(Dataset items)

★ ★ ★ ★ ★

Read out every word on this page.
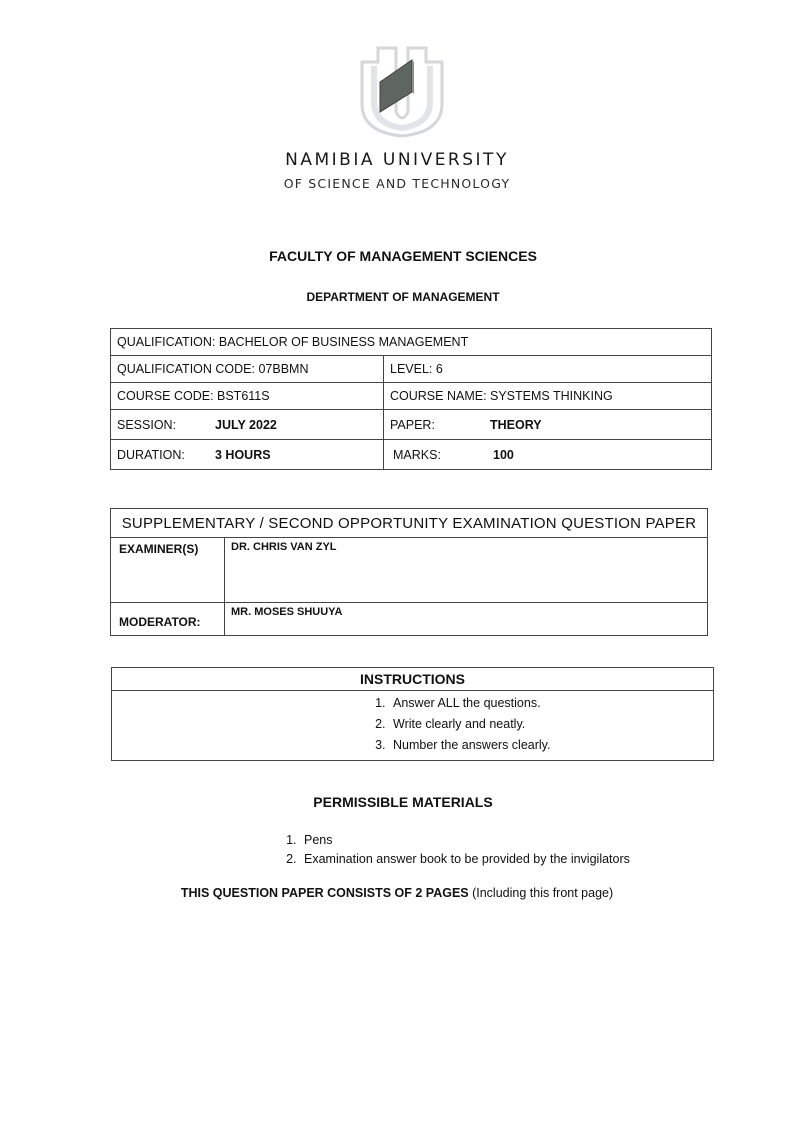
NAMIBIA UNIVERSITY
OF SCIENCE AND TECHNOLOGY
FACULTY OF MANAGEMENT SCIENCES
DEPARTMENT OF MANAGEMENT
QUALIFICATION: BACHELOR OF BUSINESS MANAGEMENT	
QUALIFICATION CODE: 07BBMN	LEVEL: 6
COURSE CODE: BST611S	COURSE NAME: SYSTEMS THINKING
SESSION: JULY 2022	PAPER: THEORY
DURATION: 3 HOURS	MARKS: 100
SUPPLEMENTARY / SECOND OPPORTUNITY EXAMINATION QUESTION PAPER	
EXAMINER(S)	DR. CHRIS VAN ZYL
MODERATOR:	MR. MOSES SHUUYA
INSTRUCTIONS
1. Answer ALL the questions.
2. Write clearly and neatly.
3. Number the answers clearly.
PERMISSIBLE MATERIALS
1. Pens
2. Examination answer book to be provided by the invigilators
THIS QUESTION PAPER CONSISTS OF 2 PAGES (Including this front page)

★ ★ ★ ★ ★

TASK GOAL: Every record gets retyped exactly; no picture goes into the copy.

WRITTEN SOLUTION:
Read out every word on this page.
NAMIBIA UNIVERSITY
OF SCIENCE AND TECHNOLOGY
FACULTY OF MANAGEMENT SCIENCES
DEPARTMENT OF MANAGEMENT
QUALIFICATION: BACHELOR OF BUSINESS MANAGEMENT	
QUALIFICATION CODE: 07BBMN	LEVEL: 6
COURSE CODE: BST611S	COURSE NAME: SYSTEMS THINKING
SESSION: JULY 2022	PAPER: THEORY
DURATION: 3 HOURS	MARKS: 100
SUPPLEMENTARY / SECOND OPPORTUNITY EXAMINATION QUESTION PAPER	
EXAMINER(S)	DR. CHRIS VAN ZYL
MODERATOR:	MR. MOSES SHUUYA
INSTRUCTIONS
1. Answer ALL the questions.
2. Write clearly and neatly.
3. Number the answers clearly.
PERMISSIBLE MATERIALS
1. Pens
2. Examination answer book to be provided by the invigilators
THIS QUESTION PAPER CONSISTS OF 2 PAGES (Including this front page)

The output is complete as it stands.